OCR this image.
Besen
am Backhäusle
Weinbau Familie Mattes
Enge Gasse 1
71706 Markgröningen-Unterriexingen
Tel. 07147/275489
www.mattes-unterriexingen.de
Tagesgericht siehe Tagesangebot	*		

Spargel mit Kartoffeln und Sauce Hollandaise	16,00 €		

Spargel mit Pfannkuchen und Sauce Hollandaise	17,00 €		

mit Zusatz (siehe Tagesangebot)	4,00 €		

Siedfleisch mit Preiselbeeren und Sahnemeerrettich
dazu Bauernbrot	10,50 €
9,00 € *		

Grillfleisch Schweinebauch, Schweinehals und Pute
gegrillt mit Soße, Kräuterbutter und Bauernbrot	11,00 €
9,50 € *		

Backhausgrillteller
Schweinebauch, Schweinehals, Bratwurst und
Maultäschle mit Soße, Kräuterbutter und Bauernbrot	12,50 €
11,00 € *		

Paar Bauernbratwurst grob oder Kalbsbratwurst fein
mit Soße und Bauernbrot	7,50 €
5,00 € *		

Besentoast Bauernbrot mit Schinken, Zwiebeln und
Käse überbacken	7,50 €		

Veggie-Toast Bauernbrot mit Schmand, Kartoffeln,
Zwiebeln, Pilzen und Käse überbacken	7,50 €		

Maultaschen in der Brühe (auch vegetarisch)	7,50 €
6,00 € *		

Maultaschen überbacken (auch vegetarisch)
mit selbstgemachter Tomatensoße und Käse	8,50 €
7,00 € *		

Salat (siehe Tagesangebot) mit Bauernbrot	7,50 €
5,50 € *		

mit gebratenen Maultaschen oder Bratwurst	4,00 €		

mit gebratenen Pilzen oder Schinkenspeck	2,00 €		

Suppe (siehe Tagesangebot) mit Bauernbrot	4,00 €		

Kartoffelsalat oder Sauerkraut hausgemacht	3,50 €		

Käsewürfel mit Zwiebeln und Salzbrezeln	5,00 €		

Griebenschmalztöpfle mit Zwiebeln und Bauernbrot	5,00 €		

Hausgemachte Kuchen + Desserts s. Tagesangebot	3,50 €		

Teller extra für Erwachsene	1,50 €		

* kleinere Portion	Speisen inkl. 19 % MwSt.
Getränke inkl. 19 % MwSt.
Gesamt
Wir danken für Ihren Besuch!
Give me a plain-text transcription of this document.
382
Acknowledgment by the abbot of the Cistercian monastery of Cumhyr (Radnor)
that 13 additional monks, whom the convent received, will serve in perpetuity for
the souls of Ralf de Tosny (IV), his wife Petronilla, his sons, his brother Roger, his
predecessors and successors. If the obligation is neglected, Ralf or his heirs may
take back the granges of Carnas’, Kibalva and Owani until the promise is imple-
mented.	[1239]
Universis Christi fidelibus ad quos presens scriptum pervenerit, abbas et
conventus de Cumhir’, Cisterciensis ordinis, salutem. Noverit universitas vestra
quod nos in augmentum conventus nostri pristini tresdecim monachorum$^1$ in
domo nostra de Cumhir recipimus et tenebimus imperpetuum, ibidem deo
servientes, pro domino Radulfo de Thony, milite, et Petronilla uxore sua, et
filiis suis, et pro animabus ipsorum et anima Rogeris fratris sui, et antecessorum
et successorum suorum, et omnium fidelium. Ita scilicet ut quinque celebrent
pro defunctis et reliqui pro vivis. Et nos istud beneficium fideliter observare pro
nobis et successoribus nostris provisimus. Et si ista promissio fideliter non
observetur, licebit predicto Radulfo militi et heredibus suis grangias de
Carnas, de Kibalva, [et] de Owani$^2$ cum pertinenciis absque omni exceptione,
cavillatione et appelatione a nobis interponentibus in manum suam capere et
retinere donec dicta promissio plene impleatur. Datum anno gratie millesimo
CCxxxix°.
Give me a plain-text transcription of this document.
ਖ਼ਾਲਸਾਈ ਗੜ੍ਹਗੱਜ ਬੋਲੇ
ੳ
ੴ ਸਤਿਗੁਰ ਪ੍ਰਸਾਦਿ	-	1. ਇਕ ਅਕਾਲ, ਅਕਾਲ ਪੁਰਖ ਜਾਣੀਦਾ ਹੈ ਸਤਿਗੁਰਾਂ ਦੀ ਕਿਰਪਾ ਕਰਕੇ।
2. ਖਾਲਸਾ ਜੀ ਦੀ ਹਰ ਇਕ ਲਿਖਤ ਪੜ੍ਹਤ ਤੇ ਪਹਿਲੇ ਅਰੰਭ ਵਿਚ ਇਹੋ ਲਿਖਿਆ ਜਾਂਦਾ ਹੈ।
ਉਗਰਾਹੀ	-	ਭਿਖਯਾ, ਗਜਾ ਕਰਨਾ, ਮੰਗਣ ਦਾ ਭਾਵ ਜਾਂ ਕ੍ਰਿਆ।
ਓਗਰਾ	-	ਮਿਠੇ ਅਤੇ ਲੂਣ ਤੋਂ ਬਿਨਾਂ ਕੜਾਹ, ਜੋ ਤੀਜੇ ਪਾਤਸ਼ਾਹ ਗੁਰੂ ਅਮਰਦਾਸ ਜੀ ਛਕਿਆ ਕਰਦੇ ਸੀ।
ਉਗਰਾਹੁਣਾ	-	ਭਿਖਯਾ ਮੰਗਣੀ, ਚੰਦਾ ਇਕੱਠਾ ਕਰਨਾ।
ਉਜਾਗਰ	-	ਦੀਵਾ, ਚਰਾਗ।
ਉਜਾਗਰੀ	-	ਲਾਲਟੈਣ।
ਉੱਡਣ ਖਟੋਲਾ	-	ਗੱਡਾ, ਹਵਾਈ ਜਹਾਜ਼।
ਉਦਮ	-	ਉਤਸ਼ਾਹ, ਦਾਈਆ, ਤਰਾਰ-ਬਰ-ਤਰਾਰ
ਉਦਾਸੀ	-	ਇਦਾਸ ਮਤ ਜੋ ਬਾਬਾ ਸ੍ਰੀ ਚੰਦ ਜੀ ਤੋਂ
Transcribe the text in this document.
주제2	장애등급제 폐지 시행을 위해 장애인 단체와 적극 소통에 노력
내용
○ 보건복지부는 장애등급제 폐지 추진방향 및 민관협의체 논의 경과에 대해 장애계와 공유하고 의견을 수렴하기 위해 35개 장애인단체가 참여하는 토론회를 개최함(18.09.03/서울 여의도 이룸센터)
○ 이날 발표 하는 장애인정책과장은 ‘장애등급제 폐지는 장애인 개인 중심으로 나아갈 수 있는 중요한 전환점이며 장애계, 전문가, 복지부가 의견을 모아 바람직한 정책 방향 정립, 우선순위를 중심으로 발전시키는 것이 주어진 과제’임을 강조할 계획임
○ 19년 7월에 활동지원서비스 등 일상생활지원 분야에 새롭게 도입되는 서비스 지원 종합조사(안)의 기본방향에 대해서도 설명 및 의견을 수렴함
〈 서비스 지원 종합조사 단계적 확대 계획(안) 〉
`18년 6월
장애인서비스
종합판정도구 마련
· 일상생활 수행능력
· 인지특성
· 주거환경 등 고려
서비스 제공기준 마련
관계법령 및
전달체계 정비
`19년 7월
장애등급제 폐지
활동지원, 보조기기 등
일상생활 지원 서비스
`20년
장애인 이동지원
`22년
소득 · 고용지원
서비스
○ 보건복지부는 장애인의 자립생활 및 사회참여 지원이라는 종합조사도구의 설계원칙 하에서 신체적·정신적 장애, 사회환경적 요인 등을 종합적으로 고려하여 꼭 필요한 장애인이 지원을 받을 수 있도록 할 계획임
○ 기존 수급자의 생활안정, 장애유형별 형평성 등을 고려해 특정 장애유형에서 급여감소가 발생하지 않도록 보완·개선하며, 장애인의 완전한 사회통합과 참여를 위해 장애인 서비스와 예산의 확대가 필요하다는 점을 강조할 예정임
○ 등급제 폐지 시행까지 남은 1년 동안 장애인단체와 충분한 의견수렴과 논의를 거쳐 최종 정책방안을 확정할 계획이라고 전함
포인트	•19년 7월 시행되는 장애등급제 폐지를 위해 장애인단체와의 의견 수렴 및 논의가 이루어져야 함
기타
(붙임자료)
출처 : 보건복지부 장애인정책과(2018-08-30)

→ STATED GOAL: Return every line above that contains the word "Bauernbrot".

→ OUTPUT FOR THIS TASK:
dazu Bauernbrot	10,50 €
gegrillt mit Soße, Kräuterbutter und Bauernbrot	11,00 €
Maultäschle mit Soße, Kräuterbutter und Bauernbrot	12,50 €
mit Soße und Bauernbrot	7,50 €
Besentoast Bauernbrot mit Schinken, Zwiebeln und
Veggie-Toast Bauernbrot mit Schmand, Kartoffeln,
Salat (siehe Tagesangebot) mit Bauernbrot	7,50 €
Suppe (siehe Tagesangebot) mit Bauernbrot	4,00 €		
Griebenschmalztöpfle mit Zwiebeln und Bauernbrot	5,00 €		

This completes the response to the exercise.